>>>
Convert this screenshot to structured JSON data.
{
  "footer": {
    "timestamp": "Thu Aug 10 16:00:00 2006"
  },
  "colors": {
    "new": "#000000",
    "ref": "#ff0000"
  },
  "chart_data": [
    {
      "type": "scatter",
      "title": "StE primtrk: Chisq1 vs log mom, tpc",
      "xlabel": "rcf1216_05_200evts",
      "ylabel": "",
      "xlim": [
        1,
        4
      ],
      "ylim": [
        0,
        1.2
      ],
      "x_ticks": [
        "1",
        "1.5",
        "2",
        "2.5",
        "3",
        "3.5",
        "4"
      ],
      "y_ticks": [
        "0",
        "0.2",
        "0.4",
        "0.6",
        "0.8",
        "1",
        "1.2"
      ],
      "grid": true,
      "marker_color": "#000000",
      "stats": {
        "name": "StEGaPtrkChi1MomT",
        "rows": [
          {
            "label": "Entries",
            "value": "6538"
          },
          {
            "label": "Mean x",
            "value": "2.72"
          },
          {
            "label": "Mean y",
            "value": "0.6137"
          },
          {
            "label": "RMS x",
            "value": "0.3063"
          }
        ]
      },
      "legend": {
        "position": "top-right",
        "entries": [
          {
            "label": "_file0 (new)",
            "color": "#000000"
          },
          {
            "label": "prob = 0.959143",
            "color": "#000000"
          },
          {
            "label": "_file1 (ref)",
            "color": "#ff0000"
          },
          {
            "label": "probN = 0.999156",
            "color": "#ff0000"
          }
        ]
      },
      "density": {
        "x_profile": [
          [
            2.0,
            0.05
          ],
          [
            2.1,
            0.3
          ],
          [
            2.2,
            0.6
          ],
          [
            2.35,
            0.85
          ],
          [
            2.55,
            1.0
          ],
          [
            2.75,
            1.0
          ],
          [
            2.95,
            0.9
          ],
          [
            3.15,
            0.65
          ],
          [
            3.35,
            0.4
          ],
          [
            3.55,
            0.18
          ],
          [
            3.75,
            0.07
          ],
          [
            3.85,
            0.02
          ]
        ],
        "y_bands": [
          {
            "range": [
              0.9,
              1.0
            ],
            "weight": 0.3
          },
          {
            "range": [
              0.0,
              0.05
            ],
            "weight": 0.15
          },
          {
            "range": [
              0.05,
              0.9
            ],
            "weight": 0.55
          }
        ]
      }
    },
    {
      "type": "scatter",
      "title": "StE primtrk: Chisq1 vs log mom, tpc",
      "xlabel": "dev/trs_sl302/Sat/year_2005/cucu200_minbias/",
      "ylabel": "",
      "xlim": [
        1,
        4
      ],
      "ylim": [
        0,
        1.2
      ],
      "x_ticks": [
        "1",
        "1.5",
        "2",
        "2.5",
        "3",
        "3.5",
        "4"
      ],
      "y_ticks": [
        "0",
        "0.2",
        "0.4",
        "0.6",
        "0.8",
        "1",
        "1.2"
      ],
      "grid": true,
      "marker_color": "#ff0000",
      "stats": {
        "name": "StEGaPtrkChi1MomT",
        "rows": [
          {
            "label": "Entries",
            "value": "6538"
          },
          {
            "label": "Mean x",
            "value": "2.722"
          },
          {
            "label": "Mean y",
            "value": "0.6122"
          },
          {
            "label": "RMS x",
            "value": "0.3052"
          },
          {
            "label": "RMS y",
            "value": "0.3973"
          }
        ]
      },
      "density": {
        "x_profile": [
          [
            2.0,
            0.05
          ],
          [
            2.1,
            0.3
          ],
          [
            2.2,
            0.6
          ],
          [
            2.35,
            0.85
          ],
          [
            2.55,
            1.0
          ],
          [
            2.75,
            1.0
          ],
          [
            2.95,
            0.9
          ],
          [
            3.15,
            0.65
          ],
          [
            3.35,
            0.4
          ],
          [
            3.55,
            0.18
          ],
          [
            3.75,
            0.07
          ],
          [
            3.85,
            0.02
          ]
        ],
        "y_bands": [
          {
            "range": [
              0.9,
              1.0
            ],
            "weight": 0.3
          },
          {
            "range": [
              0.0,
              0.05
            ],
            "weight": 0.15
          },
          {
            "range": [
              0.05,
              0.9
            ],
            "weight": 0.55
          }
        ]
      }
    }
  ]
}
<<<
## Work to complete
Extract each entry in full, exactly as given.

## Finished exercise
Convert this screenshot to structured JSON data.
{
  "footer": {
    "timestamp": "Thu Aug 10 16:00:00 2006"
  },
  "colors": {
    "new": "#000000",
    "ref": "#ff0000"
  },
  "chart_data": [
    {
      "type": "scatter",
      "title": "StE primtrk: Chisq1 vs log mom, tpc",
      "xlabel": "rcf1216_05_200evts",
      "ylabel": "",
      "xlim": [
        1,
        4
      ],
      "ylim": [
        0,
        1.2
      ],
      "x_ticks": [
        "1",
        "1.5",
        "2",
        "2.5",
        "3",
        "3.5",
        "4"
      ],
      "y_ticks": [
        "0",
        "0.2",
        "0.4",
        "0.6",
        "0.8",
        "1",
        "1.2"
      ],
      "grid": true,
      "marker_color": "#000000",
      "stats": {
        "name": "StEGaPtrkChi1MomT",
        "rows": [
          {
            "label": "Entries",
            "value": "6538"
          },
          {
            "label": "Mean x",
            "value": "2.72"
          },
          {
            "label": "Mean y",
            "value": "0.6137"
          },
          {
            "label": "RMS x",
            "value": "0.3063"
          }
        ]
      },
      "legend": {
        "position": "top-right",
        "entries": [
          {
            "label": "_file0 (new)",
            "color": "#000000"
          },
          {
            "label": "prob = 0.959143",
            "color": "#000000"
          },
          {
            "label": "_file1 (ref)",
            "color": "#ff0000"
          },
          {
            "label": "probN = 0.999156",
            "color": "#ff0000"
          }
        ]
      },
      "density": {
        "x_profile": [
          [
            2.0,
            0.05
          ],
          [
            2.1,
            0.3
          ],
          [
            2.2,
            0.6
          ],
          [
            2.35,
            0.85
          ],
          [
            2.55,
            1.0
          ],
          [
            2.75,
            1.0
          ],
          [
            2.95,
            0.9
          ],
          [
            3.15,
            0.65
          ],
          [
            3.35,
            0.4
          ],
          [
            3.55,
            0.18
          ],
          [
            3.75,
            0.07
          ],
          [
            3.85,
            0.02
          ]
        ],
        "y_bands": [
          {
            "range": [
              0.9,
              1.0
            ],
            "weight": 0.3
          },
          {
            "range": [
              0.0,
              0.05
            ],
            "weight": 0.15
          },
          {
            "range": [
              0.05,
              0.9
            ],
            "weight": 0.55
          }
        ]
      }
    },
    {
      "type": "scatter",
      "title": "StE primtrk: Chisq1 vs log mom, tpc",
      "xlabel": "dev/trs_sl302/Sat/year_2005/cucu200_minbias/",
      "ylabel": "",
      "xlim": [
        1,
        4
      ],
      "ylim": [
        0,
        1.2
      ],
      "x_ticks": [
        "1",
        "1.5",
        "2",
        "2.5",
        "3",
        "3.5",
        "4"
      ],
      "y_ticks": [
        "0",
        "0.2",
        "0.4",
        "0.6",
        "0.8",
        "1",
        "1.2"
      ],
      "grid": true,
      "marker_color": "#ff0000",
      "stats": {
        "name": "StEGaPtrkChi1MomT",
        "rows": [
          {
            "label": "Entries",
            "value": "6538"
          },
          {
            "label": "Mean x",
            "value": "2.722"
          },
          {
            "label": "Mean y",
            "value": "0.6122"
          },
          {
            "label": "RMS x",
            "value": "0.3052"
          },
          {
            "label": "RMS y",
            "value": "0.3973"
          }
        ]
      },
      "density": {
        "x_profile": [
          [
            2.0,
            0.05
          ],
          [
            2.1,
            0.3
          ],
          [
            2.2,
            0.6
          ],
          [
            2.35,
            0.85
          ],
          [
            2.55,
            1.0
          ],
          [
            2.75,
            1.0
          ],
          [
            2.95,
            0.9
          ],
          [
            3.15,
            0.65
          ],
          [
            3.35,
            0.4
          ],
          [
            3.55,
            0.18
          ],
          [
            3.75,
            0.07
          ],
          [
            3.85,
            0.02
          ]
        ],
        "y_bands": [
          {
            "range": [
              0.9,
              1.0
            ],
            "weight": 0.3
          },
          {
            "range": [
              0.0,
              0.05
            ],
            "weight": 0.15
          },
          {
            "range": [
              0.05,
              0.9
            ],
            "weight": 0.55
          }
        ]
      }
    }
  ]
}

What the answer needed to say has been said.